__Dataset entries__
::::

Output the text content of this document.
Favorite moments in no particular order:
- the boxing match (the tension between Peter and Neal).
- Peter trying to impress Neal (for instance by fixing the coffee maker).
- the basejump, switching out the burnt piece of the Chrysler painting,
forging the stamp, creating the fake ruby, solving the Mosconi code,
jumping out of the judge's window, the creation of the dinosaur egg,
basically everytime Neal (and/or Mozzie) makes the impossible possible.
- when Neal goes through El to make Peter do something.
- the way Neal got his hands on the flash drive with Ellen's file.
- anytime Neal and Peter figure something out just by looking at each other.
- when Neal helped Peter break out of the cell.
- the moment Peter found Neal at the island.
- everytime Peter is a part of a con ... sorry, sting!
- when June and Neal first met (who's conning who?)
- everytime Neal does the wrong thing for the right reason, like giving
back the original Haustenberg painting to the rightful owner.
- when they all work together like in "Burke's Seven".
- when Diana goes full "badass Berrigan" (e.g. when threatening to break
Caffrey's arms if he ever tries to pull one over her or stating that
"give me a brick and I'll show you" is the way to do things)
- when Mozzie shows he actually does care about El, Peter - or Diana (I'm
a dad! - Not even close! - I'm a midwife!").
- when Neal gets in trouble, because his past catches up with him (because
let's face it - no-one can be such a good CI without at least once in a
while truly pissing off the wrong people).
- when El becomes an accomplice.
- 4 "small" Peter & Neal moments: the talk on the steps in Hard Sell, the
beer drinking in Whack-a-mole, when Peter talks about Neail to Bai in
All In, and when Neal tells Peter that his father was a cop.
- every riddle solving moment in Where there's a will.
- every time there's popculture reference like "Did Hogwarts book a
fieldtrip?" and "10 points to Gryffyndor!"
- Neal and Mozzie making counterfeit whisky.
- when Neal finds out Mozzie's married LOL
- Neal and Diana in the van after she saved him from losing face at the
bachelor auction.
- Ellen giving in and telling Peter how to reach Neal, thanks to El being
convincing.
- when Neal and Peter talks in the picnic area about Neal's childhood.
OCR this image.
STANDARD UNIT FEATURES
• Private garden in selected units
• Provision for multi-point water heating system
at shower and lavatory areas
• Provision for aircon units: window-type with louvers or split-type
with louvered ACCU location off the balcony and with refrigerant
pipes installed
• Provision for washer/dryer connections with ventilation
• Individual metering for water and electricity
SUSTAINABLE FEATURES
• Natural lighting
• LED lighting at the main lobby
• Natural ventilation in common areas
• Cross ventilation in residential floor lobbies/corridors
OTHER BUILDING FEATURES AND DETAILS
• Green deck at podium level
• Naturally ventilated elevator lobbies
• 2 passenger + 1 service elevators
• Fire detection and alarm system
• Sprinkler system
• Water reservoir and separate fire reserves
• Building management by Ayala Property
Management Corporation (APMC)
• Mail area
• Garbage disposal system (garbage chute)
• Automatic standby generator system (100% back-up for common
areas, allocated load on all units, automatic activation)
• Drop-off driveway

::::

__Brief__
Write out the whole listing exactly.

__Output of the exercise__
Output the text content of this document.
Favorite moments in no particular order:
- the boxing match (the tension between Peter and Neal).
- Peter trying to impress Neal (for instance by fixing the coffee maker).
- the basejump, switching out the burnt piece of the Chrysler painting,
forging the stamp, creating the fake ruby, solving the Mosconi code,
jumping out of the judge's window, the creation of the dinosaur egg,
basically everytime Neal (and/or Mozzie) makes the impossible possible.
- when Neal goes through El to make Peter do something.
- the way Neal got his hands on the flash drive with Ellen's file.
- anytime Neal and Peter figure something out just by looking at each other.
- when Neal helped Peter break out of the cell.
- the moment Peter found Neal at the island.
- everytime Peter is a part of a con ... sorry, sting!
- when June and Neal first met (who's conning who?)
- everytime Neal does the wrong thing for the right reason, like giving
back the original Haustenberg painting to the rightful owner.
- when they all work together like in "Burke's Seven".
- when Diana goes full "badass Berrigan" (e.g. when threatening to break
Caffrey's arms if he ever tries to pull one over her or stating that
"give me a brick and I'll show you" is the way to do things)
- when Mozzie shows he actually does care about El, Peter - or Diana (I'm
a dad! - Not even close! - I'm a midwife!").
- when Neal gets in trouble, because his past catches up with him (because
let's face it - no-one can be such a good CI without at least once in a
while truly pissing off the wrong people).
- when El becomes an accomplice.
- 4 "small" Peter & Neal moments: the talk on the steps in Hard Sell, the
beer drinking in Whack-a-mole, when Peter talks about Neail to Bai in
All In, and when Neal tells Peter that his father was a cop.
- every riddle solving moment in Where there's a will.
- every time there's popculture reference like "Did Hogwarts book a
fieldtrip?" and "10 points to Gryffyndor!"
- Neal and Mozzie making counterfeit whisky.
- when Neal finds out Mozzie's married LOL
- Neal and Diana in the van after she saved him from losing face at the
bachelor auction.
- Ellen giving in and telling Peter how to reach Neal, thanks to El being
convincing.
- when Neal and Peter talks in the picnic area about Neal's childhood.
OCR this image.
STANDARD UNIT FEATURES
• Private garden in selected units
• Provision for multi-point water heating system
at shower and lavatory areas
• Provision for aircon units: window-type with louvers or split-type
with louvered ACCU location off the balcony and with refrigerant
pipes installed
• Provision for washer/dryer connections with ventilation
• Individual metering for water and electricity
SUSTAINABLE FEATURES
• Natural lighting
• LED lighting at the main lobby
• Natural ventilation in common areas
• Cross ventilation in residential floor lobbies/corridors
OTHER BUILDING FEATURES AND DETAILS
• Green deck at podium level
• Naturally ventilated elevator lobbies
• 2 passenger + 1 service elevators
• Fire detection and alarm system
• Sprinkler system
• Water reservoir and separate fire reserves
• Building management by Ayala Property
Management Corporation (APMC)
• Mail area
• Garbage disposal system (garbage chute)
• Automatic standby generator system (100% back-up for common
areas, allocated load on all units, automatic activation)
• Drop-off driveway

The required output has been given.